WHAT IS NEEDED: How many lines in the records below contain the word "Gottes"? Give only the number.

ENTRIES SUPPLIED:
....
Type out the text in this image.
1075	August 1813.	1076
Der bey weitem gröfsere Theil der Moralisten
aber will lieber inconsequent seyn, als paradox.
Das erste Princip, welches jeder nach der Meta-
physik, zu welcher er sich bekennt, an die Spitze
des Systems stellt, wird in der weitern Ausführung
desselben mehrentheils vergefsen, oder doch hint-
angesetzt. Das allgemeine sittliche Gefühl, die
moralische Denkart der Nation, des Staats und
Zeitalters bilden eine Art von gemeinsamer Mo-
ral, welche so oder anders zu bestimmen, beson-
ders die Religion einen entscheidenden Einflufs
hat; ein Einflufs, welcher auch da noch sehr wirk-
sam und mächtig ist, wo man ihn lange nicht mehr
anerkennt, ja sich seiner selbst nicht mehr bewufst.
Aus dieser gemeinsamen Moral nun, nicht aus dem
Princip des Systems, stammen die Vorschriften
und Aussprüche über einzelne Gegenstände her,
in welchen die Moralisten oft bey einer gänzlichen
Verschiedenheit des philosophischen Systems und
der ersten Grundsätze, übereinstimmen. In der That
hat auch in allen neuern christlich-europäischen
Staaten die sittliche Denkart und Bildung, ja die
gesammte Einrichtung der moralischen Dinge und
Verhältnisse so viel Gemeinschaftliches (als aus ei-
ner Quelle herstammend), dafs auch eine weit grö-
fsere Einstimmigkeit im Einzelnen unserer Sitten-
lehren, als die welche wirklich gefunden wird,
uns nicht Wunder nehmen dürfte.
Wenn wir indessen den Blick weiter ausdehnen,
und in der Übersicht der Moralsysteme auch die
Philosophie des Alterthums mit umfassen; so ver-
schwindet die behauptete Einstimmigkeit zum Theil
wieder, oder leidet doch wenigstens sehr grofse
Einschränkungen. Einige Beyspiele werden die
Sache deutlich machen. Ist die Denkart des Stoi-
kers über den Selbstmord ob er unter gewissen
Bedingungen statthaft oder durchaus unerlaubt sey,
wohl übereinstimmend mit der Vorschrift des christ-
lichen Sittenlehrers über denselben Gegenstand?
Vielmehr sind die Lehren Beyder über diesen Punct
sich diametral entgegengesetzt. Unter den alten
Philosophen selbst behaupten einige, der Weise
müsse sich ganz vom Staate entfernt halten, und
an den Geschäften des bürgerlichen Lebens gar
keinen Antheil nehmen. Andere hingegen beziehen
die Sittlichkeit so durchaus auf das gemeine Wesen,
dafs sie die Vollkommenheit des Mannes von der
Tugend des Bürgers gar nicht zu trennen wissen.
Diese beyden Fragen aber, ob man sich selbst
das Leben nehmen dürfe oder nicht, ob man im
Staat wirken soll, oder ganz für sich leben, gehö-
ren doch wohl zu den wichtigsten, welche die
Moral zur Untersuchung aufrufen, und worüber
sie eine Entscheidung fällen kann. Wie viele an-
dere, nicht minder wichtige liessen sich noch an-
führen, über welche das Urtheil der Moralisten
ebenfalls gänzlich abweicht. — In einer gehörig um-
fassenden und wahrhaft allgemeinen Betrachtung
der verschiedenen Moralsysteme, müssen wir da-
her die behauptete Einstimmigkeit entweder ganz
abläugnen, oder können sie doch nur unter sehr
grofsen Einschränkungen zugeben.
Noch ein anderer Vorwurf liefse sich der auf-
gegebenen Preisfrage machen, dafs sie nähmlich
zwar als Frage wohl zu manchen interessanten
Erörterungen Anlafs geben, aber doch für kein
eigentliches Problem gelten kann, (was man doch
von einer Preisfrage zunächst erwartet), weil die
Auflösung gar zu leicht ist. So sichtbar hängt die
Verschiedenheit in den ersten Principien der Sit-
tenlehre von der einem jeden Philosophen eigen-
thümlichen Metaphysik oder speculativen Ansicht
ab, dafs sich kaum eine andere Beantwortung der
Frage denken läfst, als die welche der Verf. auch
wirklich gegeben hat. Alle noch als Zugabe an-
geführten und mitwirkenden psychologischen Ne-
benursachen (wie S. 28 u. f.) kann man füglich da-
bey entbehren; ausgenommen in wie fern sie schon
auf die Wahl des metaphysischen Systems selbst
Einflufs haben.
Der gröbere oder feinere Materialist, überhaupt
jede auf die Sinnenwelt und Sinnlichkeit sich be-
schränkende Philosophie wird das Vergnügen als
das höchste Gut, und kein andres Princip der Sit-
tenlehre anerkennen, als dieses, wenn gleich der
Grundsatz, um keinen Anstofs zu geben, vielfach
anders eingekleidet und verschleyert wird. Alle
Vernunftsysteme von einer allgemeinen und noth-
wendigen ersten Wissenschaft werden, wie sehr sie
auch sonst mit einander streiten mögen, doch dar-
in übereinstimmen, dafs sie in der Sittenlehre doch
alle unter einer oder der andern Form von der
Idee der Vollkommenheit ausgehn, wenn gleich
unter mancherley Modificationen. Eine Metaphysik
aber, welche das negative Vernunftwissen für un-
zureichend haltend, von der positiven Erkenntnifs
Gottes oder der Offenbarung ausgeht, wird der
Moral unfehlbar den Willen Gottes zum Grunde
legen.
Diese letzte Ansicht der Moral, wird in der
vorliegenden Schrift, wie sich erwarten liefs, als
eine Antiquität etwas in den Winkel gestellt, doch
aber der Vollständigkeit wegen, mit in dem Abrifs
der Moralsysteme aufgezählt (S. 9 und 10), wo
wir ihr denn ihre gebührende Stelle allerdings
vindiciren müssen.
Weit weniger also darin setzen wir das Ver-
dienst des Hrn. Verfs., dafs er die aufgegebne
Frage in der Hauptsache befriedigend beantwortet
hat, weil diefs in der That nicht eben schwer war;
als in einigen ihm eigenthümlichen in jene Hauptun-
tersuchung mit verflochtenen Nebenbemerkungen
....
OUTPUT OF THE EXERCISE: 2